What you will do: Your task is to extract every entry that follows word for word while excluding the pictures.

Information given:
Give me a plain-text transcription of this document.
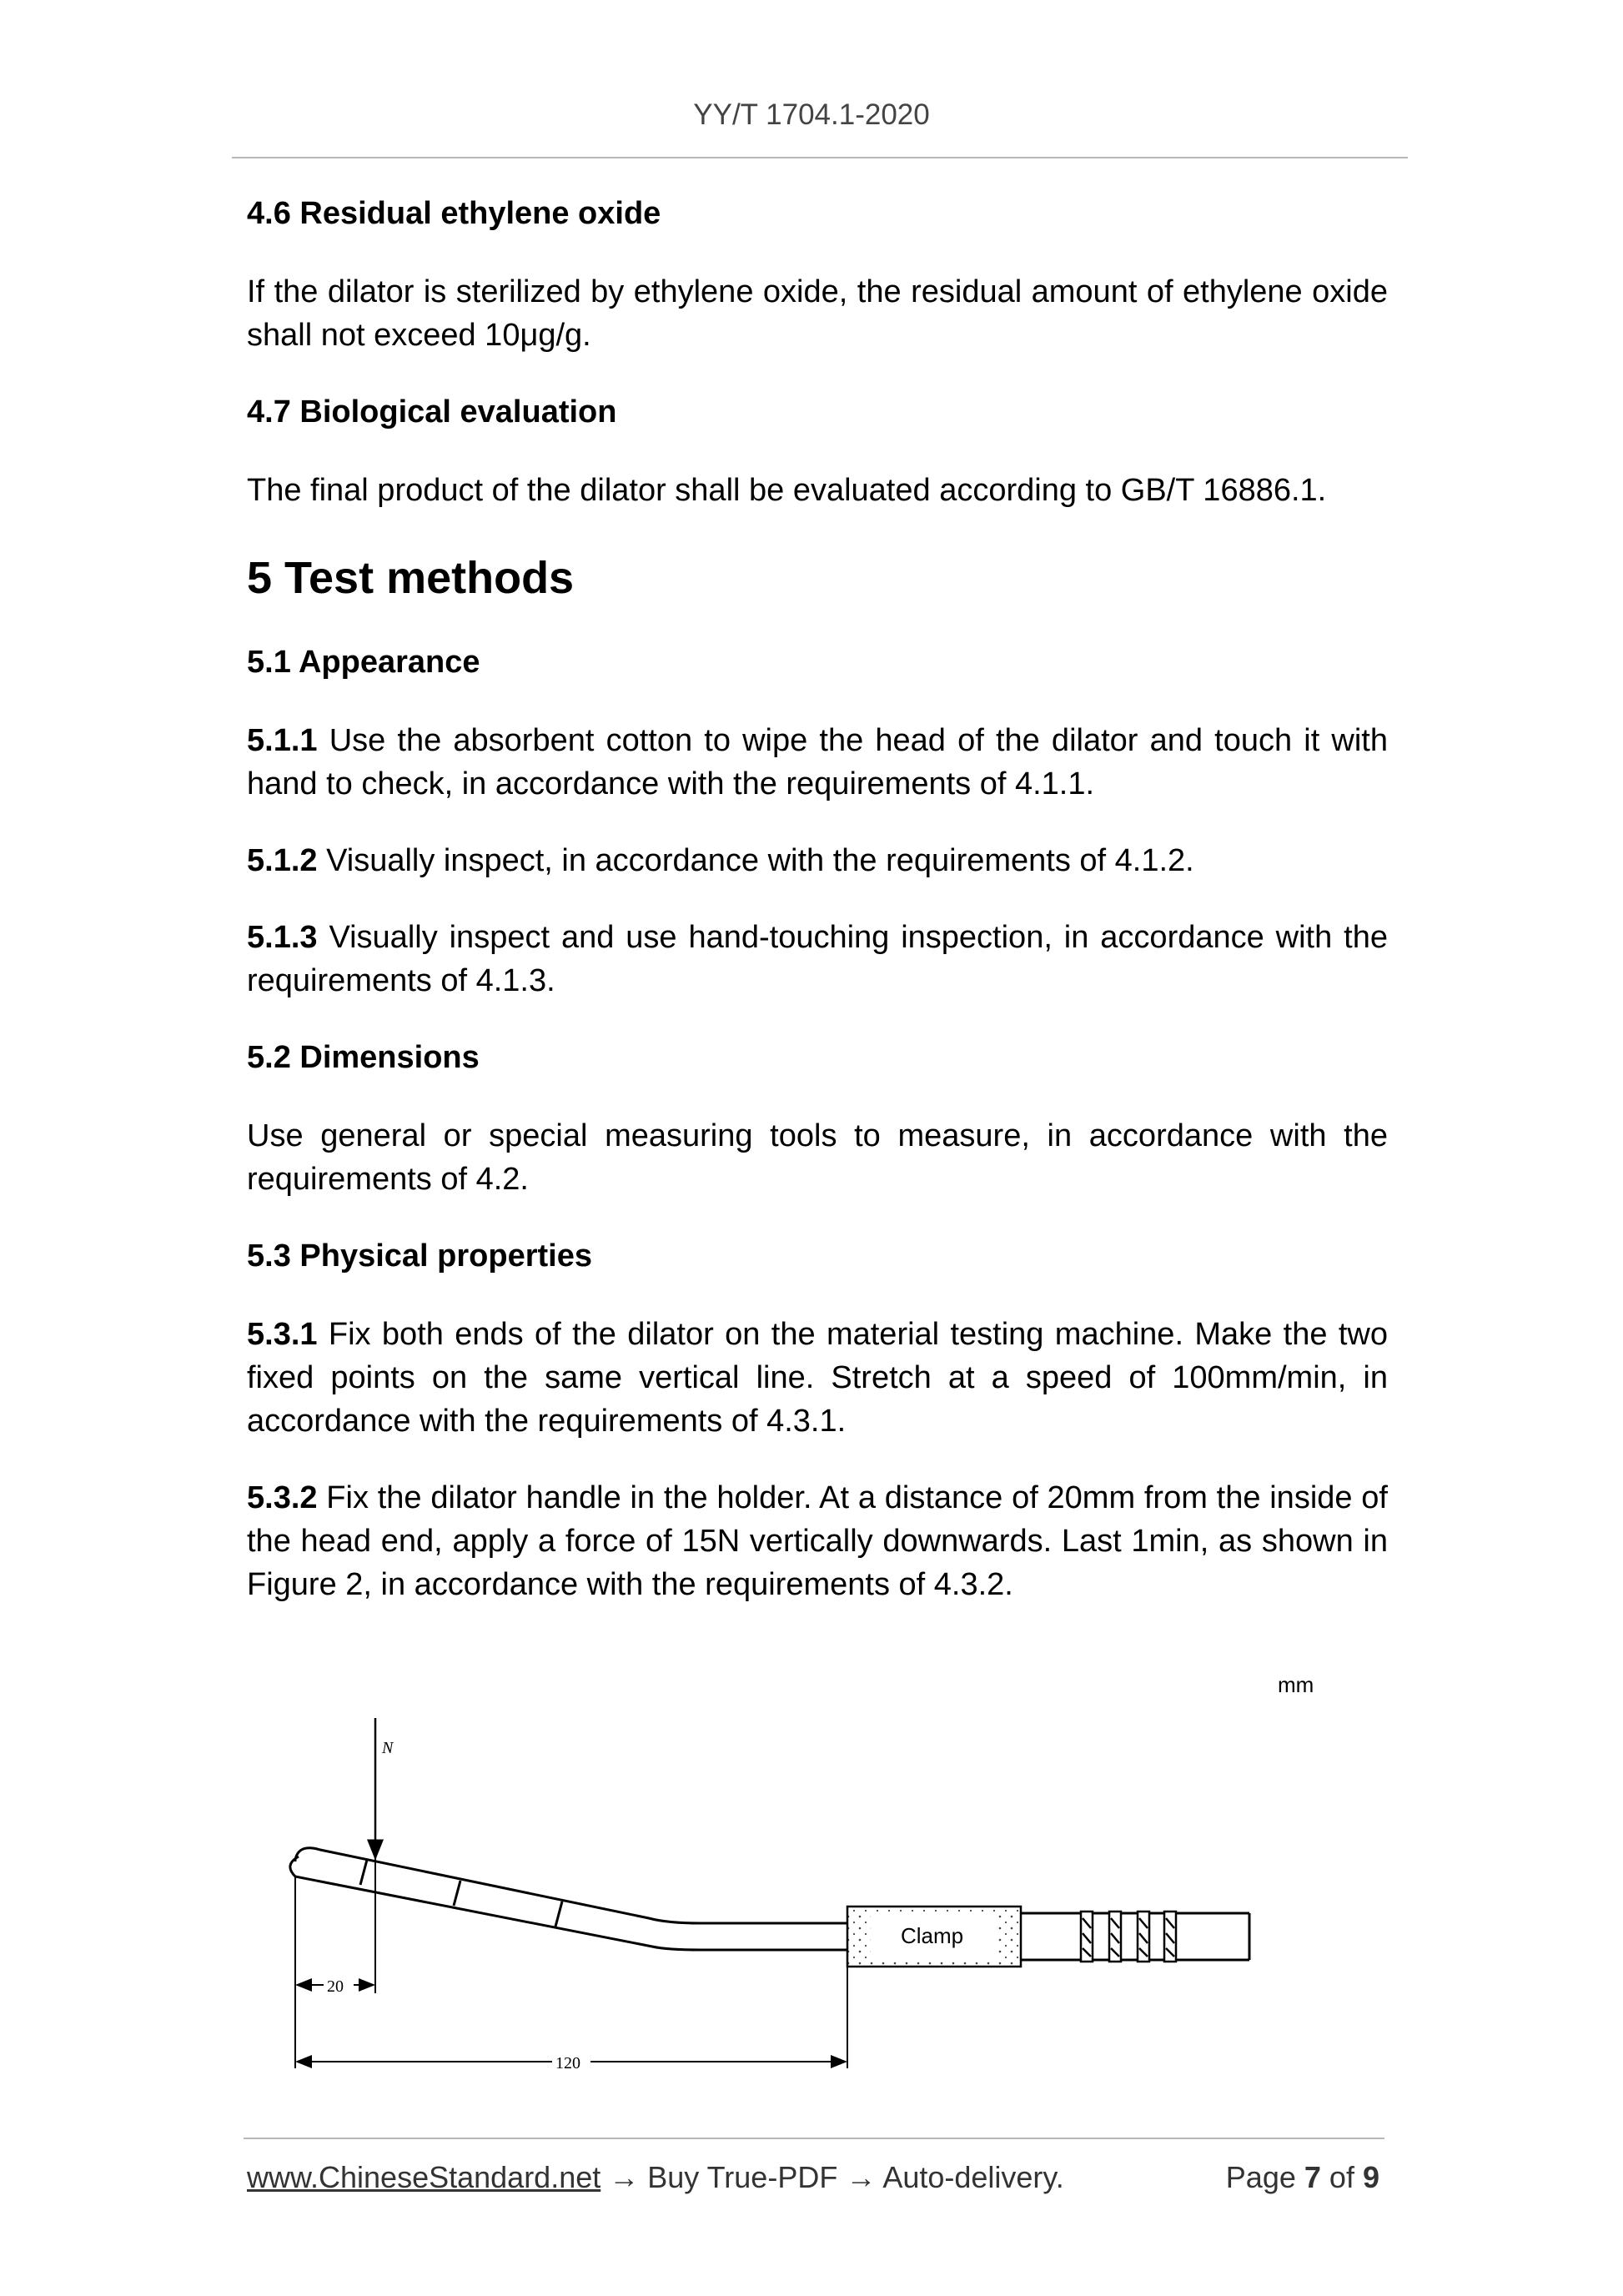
YY/T 1704.1-2020
4.6 Residual ethylene oxide

If the dilator is sterilized by ethylene oxide, the residual amount of ethylene oxide shall not exceed 10μg/g.

4.7 Biological evaluation

The final product of the dilator shall be evaluated according to GB/T 16886.1.

5 Test methods
5.1 Appearance

5.1.1 Use the absorbent cotton to wipe the head of the dilator and touch it with hand to check, in accordance with the requirements of 4.1.1.

5.1.2 Visually inspect, in accordance with the requirements of 4.1.2.

5.1.3 Visually inspect and use hand-touching inspection, in accordance with the requirements of 4.1.3.

5.2 Dimensions

Use general or special measuring tools to measure, in accordance with the requirements of 4.2.

5.3 Physical properties

5.3.1 Fix both ends of the dilator on the material testing machine. Make the two fixed points on the same vertical line. Stretch at a speed of 100mm/min, in accordance with the requirements of 4.3.1.

5.3.2 Fix the dilator handle in the holder. At a distance of 20mm from the inside of the head end, apply a force of 15N vertically downwards. Last 1min, as shown in Figure 2, in accordance with the requirements of 4.3.2.

mm
Clamp
N
20
120
www.ChineseStandard.net → Buy True-PDF → Auto-delivery.	Page 7 of 9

Response to this exercise:
Give me a plain-text transcription of this document.
YY/T 1704.1-2020
4.6 Residual ethylene oxide

If the dilator is sterilized by ethylene oxide, the residual amount of ethylene oxide shall not exceed 10μg/g.

4.7 Biological evaluation

The final product of the dilator shall be evaluated according to GB/T 16886.1.

5 Test methods
5.1 Appearance

5.1.1 Use the absorbent cotton to wipe the head of the dilator and touch it with hand to check, in accordance with the requirements of 4.1.1.

5.1.2 Visually inspect, in accordance with the requirements of 4.1.2.

5.1.3 Visually inspect and use hand-touching inspection, in accordance with the requirements of 4.1.3.

5.2 Dimensions

Use general or special measuring tools to measure, in accordance with the requirements of 4.2.

5.3 Physical properties

5.3.1 Fix both ends of the dilator on the material testing machine. Make the two fixed points on the same vertical line. Stretch at a speed of 100mm/min, in accordance with the requirements of 4.3.1.

5.3.2 Fix the dilator handle in the holder. At a distance of 20mm from the inside of the head end, apply a force of 15N vertically downwards. Last 1min, as shown in Figure 2, in accordance with the requirements of 4.3.2.

mm
Clamp
N
20
120
www.ChineseStandard.net → Buy True-PDF → Auto-delivery.	Page 7 of 9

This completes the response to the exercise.